─── Provided entries

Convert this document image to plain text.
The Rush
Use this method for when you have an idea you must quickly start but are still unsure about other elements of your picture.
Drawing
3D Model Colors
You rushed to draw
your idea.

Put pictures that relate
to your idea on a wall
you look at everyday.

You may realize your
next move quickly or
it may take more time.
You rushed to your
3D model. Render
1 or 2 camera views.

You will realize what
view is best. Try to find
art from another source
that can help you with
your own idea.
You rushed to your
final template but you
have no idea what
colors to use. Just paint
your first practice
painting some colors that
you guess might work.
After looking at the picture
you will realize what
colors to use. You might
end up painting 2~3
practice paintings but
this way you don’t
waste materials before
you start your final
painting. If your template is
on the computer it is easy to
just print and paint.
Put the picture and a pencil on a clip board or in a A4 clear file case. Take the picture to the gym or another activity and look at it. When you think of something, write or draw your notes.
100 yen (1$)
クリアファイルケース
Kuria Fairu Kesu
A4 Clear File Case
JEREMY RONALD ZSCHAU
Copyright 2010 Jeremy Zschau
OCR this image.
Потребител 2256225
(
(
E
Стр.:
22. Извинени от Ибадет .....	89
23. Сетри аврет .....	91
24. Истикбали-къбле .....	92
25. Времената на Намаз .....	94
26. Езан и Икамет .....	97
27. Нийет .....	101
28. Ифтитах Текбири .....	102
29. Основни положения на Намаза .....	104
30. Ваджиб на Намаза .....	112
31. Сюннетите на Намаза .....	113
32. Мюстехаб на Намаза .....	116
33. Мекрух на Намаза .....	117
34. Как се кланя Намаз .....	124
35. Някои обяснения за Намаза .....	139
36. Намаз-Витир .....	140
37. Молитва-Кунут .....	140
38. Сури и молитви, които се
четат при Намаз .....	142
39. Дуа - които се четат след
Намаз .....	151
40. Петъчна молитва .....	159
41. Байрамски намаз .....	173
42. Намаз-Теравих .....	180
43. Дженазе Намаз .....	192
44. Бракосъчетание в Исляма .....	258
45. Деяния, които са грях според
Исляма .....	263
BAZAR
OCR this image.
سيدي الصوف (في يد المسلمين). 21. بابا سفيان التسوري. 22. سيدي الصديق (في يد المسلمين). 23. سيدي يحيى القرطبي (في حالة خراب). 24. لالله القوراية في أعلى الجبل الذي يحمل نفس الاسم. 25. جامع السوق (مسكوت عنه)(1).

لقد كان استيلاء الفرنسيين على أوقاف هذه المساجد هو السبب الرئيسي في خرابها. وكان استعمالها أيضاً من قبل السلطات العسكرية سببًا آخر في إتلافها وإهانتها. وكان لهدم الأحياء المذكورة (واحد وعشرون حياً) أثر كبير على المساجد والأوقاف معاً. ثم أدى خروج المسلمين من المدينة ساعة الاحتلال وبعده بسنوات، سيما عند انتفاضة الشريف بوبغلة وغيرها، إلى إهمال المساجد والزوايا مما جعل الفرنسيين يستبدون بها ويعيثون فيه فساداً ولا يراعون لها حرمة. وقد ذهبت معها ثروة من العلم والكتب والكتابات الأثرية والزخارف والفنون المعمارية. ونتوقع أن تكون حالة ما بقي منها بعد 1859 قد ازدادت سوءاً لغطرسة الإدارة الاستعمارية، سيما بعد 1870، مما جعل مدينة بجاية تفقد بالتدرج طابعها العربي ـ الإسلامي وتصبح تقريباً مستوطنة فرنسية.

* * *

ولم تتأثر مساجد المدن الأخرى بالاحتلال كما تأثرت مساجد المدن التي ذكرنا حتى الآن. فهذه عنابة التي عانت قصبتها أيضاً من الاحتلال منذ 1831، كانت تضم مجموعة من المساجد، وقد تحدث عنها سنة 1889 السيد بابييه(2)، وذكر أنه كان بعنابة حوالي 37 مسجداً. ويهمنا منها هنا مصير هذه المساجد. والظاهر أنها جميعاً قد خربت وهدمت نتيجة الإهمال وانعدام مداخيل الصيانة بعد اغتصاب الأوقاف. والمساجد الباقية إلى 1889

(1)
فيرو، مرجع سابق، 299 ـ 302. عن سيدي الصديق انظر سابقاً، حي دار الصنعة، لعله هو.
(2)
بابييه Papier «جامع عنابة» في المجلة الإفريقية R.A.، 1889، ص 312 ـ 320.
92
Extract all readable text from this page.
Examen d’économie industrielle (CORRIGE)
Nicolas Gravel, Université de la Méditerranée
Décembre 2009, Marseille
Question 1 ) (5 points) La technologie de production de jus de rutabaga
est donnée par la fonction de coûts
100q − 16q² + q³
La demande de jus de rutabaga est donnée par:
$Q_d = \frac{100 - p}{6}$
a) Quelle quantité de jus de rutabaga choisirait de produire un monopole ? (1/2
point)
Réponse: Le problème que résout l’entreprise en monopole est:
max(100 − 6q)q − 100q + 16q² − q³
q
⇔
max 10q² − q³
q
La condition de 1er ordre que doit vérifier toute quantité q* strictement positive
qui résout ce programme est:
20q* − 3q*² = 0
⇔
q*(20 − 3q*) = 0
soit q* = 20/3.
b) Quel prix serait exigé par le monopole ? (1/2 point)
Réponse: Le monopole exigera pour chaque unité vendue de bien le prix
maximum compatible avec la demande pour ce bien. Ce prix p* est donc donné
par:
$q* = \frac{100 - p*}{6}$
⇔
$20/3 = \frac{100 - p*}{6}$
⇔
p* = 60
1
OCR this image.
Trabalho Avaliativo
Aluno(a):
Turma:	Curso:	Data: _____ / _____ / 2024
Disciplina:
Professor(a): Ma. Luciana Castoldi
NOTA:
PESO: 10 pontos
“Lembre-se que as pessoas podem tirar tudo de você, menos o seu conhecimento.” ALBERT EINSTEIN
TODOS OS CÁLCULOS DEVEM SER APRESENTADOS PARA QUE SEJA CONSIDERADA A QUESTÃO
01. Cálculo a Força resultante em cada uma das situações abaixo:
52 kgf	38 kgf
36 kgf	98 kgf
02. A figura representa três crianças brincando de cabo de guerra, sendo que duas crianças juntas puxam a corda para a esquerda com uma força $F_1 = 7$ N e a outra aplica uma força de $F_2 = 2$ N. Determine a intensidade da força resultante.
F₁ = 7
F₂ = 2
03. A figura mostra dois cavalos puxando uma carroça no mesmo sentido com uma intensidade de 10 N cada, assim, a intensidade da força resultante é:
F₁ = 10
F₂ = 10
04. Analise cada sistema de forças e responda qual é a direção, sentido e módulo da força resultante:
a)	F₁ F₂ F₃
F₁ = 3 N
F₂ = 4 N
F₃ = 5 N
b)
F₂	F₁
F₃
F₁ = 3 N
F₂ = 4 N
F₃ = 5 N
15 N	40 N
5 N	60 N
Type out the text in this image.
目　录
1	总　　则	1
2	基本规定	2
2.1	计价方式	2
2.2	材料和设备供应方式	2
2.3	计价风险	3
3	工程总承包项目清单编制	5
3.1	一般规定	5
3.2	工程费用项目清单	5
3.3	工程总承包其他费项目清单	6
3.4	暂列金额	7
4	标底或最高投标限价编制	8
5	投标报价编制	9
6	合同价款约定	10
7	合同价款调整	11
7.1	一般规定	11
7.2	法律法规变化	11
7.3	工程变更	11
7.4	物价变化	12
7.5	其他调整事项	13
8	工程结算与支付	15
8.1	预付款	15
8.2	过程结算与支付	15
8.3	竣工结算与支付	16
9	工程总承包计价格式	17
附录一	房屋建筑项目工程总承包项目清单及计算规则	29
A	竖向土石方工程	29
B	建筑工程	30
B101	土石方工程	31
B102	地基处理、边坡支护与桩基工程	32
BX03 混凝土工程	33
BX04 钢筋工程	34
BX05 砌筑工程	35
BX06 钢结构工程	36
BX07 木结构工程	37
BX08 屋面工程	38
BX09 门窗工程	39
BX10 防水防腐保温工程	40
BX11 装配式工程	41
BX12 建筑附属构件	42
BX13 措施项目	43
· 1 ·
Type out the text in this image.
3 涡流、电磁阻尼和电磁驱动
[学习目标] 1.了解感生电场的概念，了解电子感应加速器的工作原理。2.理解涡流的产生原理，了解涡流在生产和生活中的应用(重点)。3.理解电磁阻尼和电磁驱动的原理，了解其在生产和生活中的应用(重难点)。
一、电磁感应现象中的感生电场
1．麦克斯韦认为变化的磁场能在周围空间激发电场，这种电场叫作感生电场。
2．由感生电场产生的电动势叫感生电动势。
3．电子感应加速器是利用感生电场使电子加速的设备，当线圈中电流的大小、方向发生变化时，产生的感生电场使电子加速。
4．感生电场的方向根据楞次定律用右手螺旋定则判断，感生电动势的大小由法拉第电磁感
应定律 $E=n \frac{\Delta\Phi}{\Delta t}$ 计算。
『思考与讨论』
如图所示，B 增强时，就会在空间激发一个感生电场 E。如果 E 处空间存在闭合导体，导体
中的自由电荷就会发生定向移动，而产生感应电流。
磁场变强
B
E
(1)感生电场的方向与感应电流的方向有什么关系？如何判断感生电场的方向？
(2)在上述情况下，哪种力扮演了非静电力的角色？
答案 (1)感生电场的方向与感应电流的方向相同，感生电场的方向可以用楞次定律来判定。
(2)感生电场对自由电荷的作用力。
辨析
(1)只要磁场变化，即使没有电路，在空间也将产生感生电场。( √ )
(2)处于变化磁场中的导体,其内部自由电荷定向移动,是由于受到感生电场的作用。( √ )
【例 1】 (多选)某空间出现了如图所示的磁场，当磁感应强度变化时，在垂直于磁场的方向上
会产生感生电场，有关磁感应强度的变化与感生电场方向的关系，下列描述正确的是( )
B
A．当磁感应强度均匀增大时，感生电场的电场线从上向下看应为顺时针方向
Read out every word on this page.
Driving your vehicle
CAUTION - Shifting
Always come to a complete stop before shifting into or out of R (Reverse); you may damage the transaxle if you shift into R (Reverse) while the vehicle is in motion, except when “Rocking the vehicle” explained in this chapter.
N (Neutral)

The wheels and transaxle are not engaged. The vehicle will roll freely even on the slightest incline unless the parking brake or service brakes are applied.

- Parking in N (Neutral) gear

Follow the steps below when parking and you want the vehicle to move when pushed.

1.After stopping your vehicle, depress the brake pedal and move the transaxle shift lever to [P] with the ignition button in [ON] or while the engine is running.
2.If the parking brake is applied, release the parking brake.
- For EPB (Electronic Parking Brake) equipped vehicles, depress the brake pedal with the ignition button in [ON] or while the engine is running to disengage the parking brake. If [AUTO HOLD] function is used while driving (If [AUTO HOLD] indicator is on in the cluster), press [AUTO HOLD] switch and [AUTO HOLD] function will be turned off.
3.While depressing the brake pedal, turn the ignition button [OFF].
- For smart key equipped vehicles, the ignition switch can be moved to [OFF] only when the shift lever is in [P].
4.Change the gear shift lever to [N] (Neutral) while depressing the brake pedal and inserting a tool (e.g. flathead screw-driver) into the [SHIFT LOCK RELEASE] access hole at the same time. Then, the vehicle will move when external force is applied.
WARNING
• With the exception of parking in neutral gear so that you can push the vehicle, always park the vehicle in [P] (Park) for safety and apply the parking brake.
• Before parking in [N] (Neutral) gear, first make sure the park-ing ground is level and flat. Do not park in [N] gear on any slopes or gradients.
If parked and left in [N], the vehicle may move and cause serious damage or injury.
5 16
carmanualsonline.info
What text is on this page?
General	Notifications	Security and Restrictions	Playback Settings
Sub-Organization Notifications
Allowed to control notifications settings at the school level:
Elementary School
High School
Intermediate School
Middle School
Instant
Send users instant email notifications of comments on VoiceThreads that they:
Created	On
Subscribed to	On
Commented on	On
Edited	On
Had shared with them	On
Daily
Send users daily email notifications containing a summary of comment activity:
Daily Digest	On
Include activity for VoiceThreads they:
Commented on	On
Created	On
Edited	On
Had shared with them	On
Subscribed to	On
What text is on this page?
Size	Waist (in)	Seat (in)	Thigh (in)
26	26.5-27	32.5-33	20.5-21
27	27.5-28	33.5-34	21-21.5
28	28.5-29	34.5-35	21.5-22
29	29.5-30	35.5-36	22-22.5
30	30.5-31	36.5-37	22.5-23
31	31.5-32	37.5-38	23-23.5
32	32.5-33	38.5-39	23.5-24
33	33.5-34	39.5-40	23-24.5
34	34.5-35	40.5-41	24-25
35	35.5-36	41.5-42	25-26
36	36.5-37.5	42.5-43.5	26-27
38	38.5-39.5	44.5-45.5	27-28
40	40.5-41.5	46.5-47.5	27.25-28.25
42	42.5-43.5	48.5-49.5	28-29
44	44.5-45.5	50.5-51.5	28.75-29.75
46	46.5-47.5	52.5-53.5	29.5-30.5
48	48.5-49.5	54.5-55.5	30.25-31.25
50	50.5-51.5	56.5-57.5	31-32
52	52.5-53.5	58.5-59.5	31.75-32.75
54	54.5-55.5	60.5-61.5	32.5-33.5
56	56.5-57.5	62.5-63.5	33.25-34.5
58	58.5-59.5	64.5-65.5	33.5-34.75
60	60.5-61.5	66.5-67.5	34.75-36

──────

Given request — Scan the material above for the string "الصديق" and report each line where you find it.

Answer below —
سيدي الصوف (في يد المسلمين). 21. بابا سفيان التسوري. 22. سيدي الصديق (في يد المسلمين). 23. سيدي يحيى القرطبي (في حالة خراب). 24. لالله القوراية في أعلى الجبل الذي يحمل نفس الاسم. 25. جامع السوق (مسكوت عنه)(1).
فيرو، مرجع سابق، 299 ـ 302. عن سيدي الصديق انظر سابقاً، حي دار الصنعة، لعله هو.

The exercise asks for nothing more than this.